* _PROBLEM STATEMENT_
Return all lines in the material below that contain "godz".

Begin SUPPLIED RECORDS

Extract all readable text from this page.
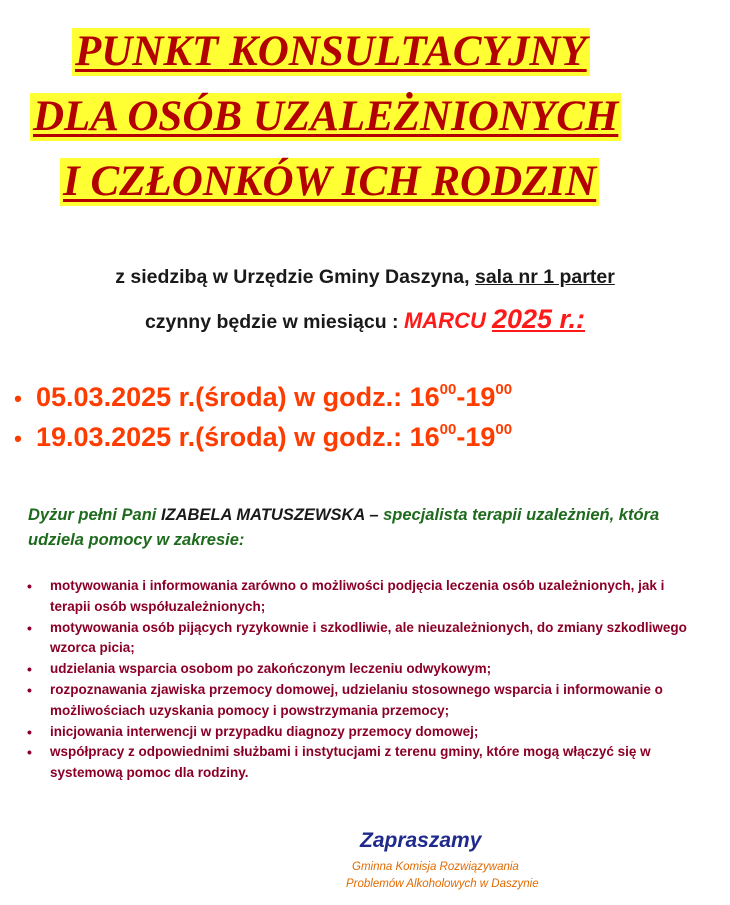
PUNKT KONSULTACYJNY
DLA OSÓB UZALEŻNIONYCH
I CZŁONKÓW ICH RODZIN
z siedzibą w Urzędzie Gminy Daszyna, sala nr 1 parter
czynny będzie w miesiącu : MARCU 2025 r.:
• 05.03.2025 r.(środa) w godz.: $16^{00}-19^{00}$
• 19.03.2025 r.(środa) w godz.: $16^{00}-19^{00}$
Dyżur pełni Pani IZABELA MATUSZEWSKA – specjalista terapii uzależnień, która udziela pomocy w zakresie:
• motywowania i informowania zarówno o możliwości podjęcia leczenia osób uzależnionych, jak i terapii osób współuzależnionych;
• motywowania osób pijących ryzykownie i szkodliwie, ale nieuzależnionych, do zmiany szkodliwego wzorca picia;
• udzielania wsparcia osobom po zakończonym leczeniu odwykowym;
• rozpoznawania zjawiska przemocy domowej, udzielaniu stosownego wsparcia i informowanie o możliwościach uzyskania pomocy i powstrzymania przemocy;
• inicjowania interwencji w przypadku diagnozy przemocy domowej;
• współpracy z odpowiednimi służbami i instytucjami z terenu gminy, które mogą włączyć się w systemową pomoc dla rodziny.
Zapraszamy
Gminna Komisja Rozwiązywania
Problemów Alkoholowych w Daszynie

End SUPPLIED RECORDS
Begin SUPPLIED RECORDS

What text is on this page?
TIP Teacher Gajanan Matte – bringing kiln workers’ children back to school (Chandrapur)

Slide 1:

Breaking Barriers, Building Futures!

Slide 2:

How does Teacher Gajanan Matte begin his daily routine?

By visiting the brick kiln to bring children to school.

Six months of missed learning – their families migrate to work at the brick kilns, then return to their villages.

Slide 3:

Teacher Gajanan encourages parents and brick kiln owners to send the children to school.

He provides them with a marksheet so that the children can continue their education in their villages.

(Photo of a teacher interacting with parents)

End SUPPLIED RECORDS
Begin SUPPLIED RECORDS

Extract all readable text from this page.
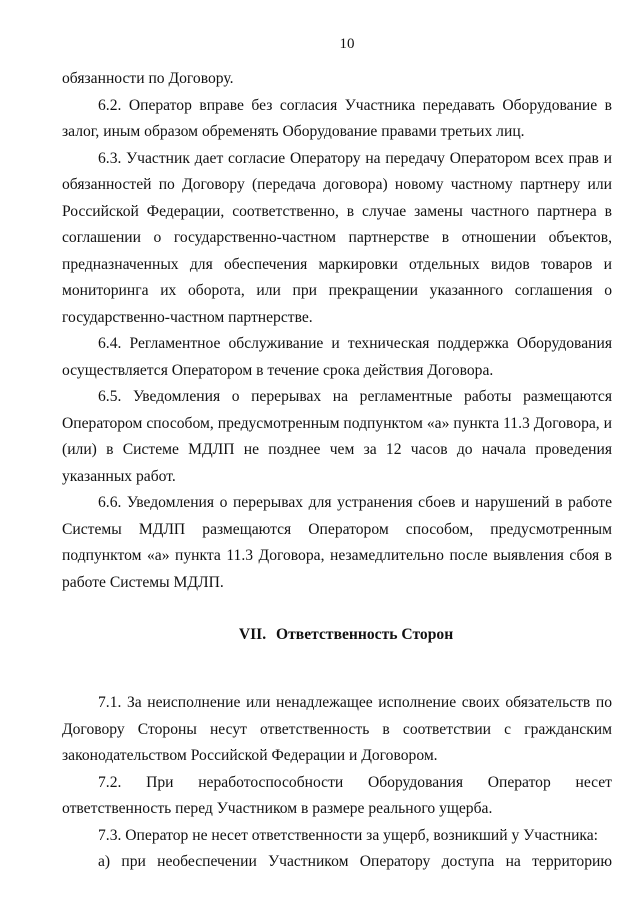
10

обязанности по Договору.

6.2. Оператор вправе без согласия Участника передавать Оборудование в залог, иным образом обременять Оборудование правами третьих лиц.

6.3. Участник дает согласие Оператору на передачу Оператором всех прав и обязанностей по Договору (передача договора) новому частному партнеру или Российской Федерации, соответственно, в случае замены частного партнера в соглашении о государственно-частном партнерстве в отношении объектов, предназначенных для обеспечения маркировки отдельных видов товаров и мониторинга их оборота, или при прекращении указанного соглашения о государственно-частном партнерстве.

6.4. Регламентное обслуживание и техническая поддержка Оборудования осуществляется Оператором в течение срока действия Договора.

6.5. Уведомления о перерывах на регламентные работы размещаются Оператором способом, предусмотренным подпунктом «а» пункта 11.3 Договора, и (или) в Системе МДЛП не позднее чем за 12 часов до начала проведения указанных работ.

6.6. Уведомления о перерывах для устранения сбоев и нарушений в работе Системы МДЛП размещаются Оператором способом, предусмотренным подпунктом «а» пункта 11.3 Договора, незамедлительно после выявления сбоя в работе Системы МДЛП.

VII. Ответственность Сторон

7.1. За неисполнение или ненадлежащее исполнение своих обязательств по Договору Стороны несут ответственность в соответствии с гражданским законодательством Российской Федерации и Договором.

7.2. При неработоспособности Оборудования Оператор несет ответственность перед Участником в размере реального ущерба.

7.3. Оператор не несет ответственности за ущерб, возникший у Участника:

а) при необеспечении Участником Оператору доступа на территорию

End SUPPLIED RECORDS

* _ANSWER TO THIS EXERCISE_
• 05.03.2025 r.(środa) w godz.: $16^{00}-19^{00}$
• 19.03.2025 r.(środa) w godz.: $16^{00}-19^{00}$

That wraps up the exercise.